Exercise brief =
Reproduce all records verbatim.

Data shown =
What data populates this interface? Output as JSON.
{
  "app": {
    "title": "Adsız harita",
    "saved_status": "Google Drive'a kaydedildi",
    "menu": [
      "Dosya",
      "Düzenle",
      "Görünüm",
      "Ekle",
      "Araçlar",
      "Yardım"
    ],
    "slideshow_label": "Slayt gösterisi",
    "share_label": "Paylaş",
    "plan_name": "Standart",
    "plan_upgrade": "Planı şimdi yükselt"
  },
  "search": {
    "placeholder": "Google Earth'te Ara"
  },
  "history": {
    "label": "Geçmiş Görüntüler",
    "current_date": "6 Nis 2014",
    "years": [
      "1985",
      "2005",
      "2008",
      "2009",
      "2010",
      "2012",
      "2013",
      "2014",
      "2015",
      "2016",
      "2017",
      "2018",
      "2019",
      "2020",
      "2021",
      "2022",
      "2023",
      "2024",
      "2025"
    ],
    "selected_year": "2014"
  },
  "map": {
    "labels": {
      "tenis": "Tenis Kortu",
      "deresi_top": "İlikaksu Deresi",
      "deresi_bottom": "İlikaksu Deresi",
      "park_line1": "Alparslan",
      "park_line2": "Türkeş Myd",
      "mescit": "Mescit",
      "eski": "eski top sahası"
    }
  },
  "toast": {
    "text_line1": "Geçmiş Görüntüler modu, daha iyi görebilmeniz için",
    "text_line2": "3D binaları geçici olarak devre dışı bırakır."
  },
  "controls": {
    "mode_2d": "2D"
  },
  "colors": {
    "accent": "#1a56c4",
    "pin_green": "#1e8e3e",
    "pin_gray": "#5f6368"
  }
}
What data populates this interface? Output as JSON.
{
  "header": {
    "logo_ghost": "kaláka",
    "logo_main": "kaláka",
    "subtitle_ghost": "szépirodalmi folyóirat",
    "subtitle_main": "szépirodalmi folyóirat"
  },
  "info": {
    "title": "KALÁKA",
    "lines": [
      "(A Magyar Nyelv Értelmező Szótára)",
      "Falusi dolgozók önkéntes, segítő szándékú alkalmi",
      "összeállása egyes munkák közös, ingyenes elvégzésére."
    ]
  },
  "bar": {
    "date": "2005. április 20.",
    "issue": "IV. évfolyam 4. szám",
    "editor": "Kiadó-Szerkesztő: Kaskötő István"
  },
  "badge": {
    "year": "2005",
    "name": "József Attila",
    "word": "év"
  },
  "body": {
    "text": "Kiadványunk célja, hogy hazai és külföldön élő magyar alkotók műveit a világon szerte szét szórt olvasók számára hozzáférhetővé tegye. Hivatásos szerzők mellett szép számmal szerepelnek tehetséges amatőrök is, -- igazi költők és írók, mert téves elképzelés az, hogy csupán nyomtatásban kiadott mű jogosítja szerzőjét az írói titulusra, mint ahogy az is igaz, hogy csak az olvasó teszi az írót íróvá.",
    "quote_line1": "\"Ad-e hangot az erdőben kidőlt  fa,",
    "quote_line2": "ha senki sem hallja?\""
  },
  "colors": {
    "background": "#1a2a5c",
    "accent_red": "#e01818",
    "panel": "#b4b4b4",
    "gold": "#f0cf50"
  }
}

Result of this task =
What data populates this interface? Output as JSON.
{
  "app": {
    "title": "Adsız harita",
    "saved_status": "Google Drive'a kaydedildi",
    "menu": [
      "Dosya",
      "Düzenle",
      "Görünüm",
      "Ekle",
      "Araçlar",
      "Yardım"
    ],
    "slideshow_label": "Slayt gösterisi",
    "share_label": "Paylaş",
    "plan_name": "Standart",
    "plan_upgrade": "Planı şimdi yükselt"
  },
  "search": {
    "placeholder": "Google Earth'te Ara"
  },
  "history": {
    "label": "Geçmiş Görüntüler",
    "current_date": "6 Nis 2014",
    "years": [
      "1985",
      "2005",
      "2008",
      "2009",
      "2010",
      "2012",
      "2013",
      "2014",
      "2015",
      "2016",
      "2017",
      "2018",
      "2019",
      "2020",
      "2021",
      "2022",
      "2023",
      "2024",
      "2025"
    ],
    "selected_year": "2014"
  },
  "map": {
    "labels": {
      "tenis": "Tenis Kortu",
      "deresi_top": "İlikaksu Deresi",
      "deresi_bottom": "İlikaksu Deresi",
      "park_line1": "Alparslan",
      "park_line2": "Türkeş Myd",
      "mescit": "Mescit",
      "eski": "eski top sahası"
    }
  },
  "toast": {
    "text_line1": "Geçmiş Görüntüler modu, daha iyi görebilmeniz için",
    "text_line2": "3D binaları geçici olarak devre dışı bırakır."
  },
  "controls": {
    "mode_2d": "2D"
  },
  "colors": {
    "accent": "#1a56c4",
    "pin_green": "#1e8e3e",
    "pin_gray": "#5f6368"
  }
}
What data populates this interface? Output as JSON.
{
  "header": {
    "logo_ghost": "kaláka",
    "logo_main": "kaláka",
    "subtitle_ghost": "szépirodalmi folyóirat",
    "subtitle_main": "szépirodalmi folyóirat"
  },
  "info": {
    "title": "KALÁKA",
    "lines": [
      "(A Magyar Nyelv Értelmező Szótára)",
      "Falusi dolgozók önkéntes, segítő szándékú alkalmi",
      "összeállása egyes munkák közös, ingyenes elvégzésére."
    ]
  },
  "bar": {
    "date": "2005. április 20.",
    "issue": "IV. évfolyam 4. szám",
    "editor": "Kiadó-Szerkesztő: Kaskötő István"
  },
  "badge": {
    "year": "2005",
    "name": "József Attila",
    "word": "év"
  },
  "body": {
    "text": "Kiadványunk célja, hogy hazai és külföldön élő magyar alkotók műveit a világon szerte szét szórt olvasók számára hozzáférhetővé tegye. Hivatásos szerzők mellett szép számmal szerepelnek tehetséges amatőrök is, -- igazi költők és írók, mert téves elképzelés az, hogy csupán nyomtatásban kiadott mű jogosítja szerzőjét az írói titulusra, mint ahogy az is igaz, hogy csak az olvasó teszi az írót íróvá.",
    "quote_line1": "\"Ad-e hangot az erdőben kidőlt  fa,",
    "quote_line2": "ha senki sem hallja?\""
  },
  "colors": {
    "background": "#1a2a5c",
    "accent_red": "#e01818",
    "panel": "#b4b4b4",
    "gold": "#f0cf50"
  }
}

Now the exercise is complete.